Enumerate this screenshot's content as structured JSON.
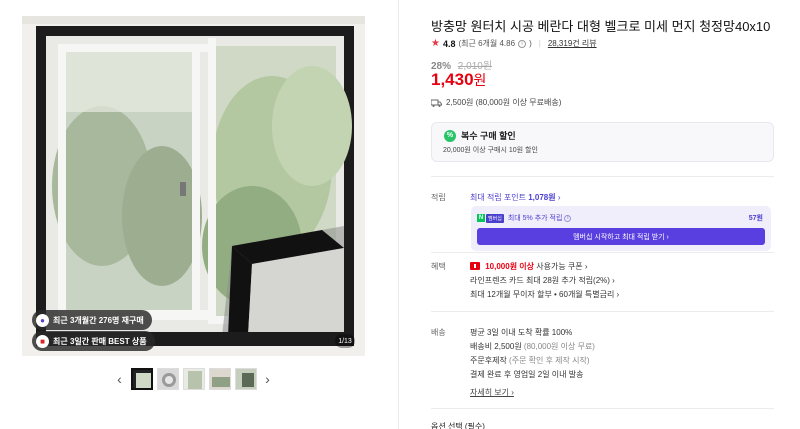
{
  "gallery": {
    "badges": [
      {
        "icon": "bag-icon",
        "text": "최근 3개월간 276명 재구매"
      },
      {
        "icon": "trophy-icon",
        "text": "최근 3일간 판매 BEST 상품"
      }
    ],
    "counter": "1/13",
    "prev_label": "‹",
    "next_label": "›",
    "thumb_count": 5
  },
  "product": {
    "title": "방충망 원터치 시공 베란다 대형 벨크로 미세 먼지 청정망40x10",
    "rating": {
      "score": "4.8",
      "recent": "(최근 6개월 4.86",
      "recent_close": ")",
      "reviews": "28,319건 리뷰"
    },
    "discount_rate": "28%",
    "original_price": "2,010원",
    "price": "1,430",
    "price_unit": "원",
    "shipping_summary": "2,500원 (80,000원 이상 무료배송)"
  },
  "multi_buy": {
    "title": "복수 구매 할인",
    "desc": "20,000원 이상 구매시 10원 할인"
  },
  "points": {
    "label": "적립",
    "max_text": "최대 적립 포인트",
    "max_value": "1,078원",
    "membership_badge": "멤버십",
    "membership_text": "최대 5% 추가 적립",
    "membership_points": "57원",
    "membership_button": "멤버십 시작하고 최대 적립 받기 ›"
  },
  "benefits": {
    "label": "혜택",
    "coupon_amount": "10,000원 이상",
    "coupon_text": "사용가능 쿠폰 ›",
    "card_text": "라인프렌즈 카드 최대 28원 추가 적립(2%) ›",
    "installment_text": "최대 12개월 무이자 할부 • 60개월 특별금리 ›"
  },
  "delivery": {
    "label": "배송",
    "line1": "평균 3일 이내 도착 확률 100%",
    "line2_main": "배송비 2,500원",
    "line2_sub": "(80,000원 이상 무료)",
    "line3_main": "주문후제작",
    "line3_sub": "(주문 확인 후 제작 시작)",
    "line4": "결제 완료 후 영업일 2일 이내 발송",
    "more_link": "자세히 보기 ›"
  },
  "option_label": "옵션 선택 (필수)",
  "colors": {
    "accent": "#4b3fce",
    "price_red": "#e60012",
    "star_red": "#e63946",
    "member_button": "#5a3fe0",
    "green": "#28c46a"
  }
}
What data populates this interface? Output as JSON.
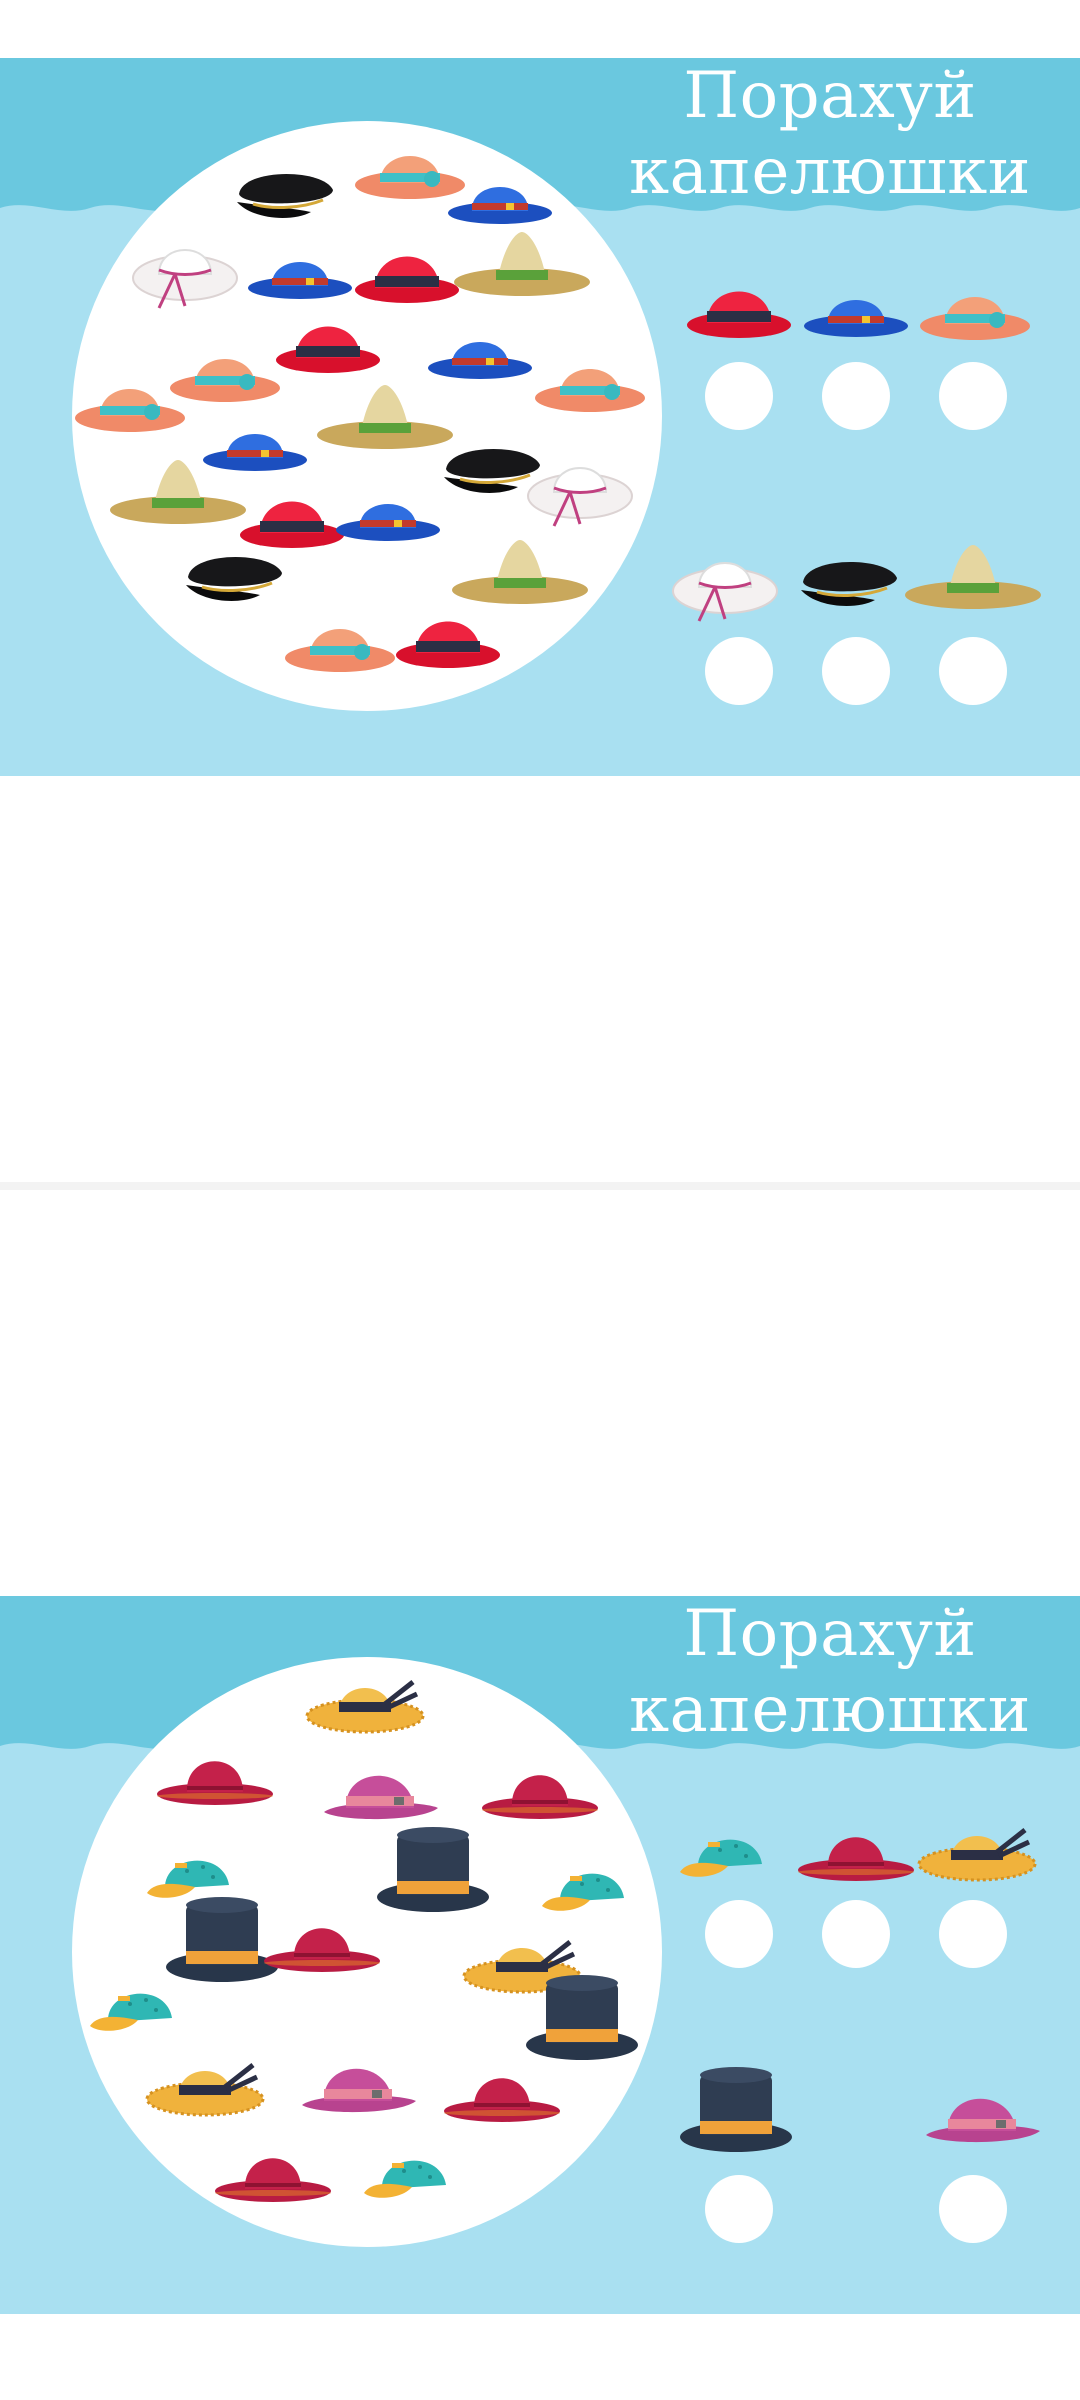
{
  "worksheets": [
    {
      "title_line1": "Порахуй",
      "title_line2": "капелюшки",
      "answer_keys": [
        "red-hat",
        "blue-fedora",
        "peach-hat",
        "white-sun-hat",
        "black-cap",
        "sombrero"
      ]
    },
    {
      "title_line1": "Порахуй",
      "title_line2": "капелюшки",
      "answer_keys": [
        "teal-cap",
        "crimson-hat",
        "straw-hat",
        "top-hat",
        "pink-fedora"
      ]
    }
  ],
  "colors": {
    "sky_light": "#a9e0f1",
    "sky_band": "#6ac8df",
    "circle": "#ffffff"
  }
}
- - - - -
**Work required**. Set down every entry word for word, but omit the pictures.

**The reply**.
Enumerate this screenshot's content as structured JSON.
{
  "gallery": {
    "badges": [
      {
        "icon": "bag-icon",
        "text": "최근 3개월간 276명 재구매"
      },
      {
        "icon": "trophy-icon",
        "text": "최근 3일간 판매 BEST 상품"
      }
    ],
    "counter": "1/13",
    "prev_label": "‹",
    "next_label": "›",
    "thumb_count": 5
  },
  "product": {
    "title": "방충망 원터치 시공 베란다 대형 벨크로 미세 먼지 청정망40x10",
    "rating": {
      "score": "4.8",
      "recent": "(최근 6개월 4.86",
      "recent_close": ")",
      "reviews": "28,319건 리뷰"
    },
    "discount_rate": "28%",
    "original_price": "2,010원",
    "price": "1,430",
    "price_unit": "원",
    "shipping_summary": "2,500원 (80,000원 이상 무료배송)"
  },
  "multi_buy": {
    "title": "복수 구매 할인",
    "desc": "20,000원 이상 구매시 10원 할인"
  },
  "points": {
    "label": "적립",
    "max_text": "최대 적립 포인트",
    "max_value": "1,078원",
    "membership_badge": "멤버십",
    "membership_text": "최대 5% 추가 적립",
    "membership_points": "57원",
    "membership_button": "멤버십 시작하고 최대 적립 받기 ›"
  },
  "benefits": {
    "label": "혜택",
    "coupon_amount": "10,000원 이상",
    "coupon_text": "사용가능 쿠폰 ›",
    "card_text": "라인프렌즈 카드 최대 28원 추가 적립(2%) ›",
    "installment_text": "최대 12개월 무이자 할부 • 60개월 특별금리 ›"
  },
  "delivery": {
    "label": "배송",
    "line1": "평균 3일 이내 도착 확률 100%",
    "line2_main": "배송비 2,500원",
    "line2_sub": "(80,000원 이상 무료)",
    "line3_main": "주문후제작",
    "line3_sub": "(주문 확인 후 제작 시작)",
    "line4": "결제 완료 후 영업일 2일 이내 발송",
    "more_link": "자세히 보기 ›"
  },
  "option_label": "옵션 선택 (필수)",
  "colors": {
    "accent": "#4b3fce",
    "price_red": "#e60012",
    "star_red": "#e63946",
    "member_button": "#5a3fe0",
    "green": "#28c46a"
  }
}
What data populates this interface? Output as JSON.
{
  "worksheets": [
    {
      "title_line1": "Порахуй",
      "title_line2": "капелюшки",
      "answer_keys": [
        "red-hat",
        "blue-fedora",
        "peach-hat",
        "white-sun-hat",
        "black-cap",
        "sombrero"
      ]
    },
    {
      "title_line1": "Порахуй",
      "title_line2": "капелюшки",
      "answer_keys": [
        "teal-cap",
        "crimson-hat",
        "straw-hat",
        "top-hat",
        "pink-fedora"
      ]
    }
  ],
  "colors": {
    "sky_light": "#a9e0f1",
    "sky_band": "#6ac8df",
    "circle": "#ffffff"
  }
}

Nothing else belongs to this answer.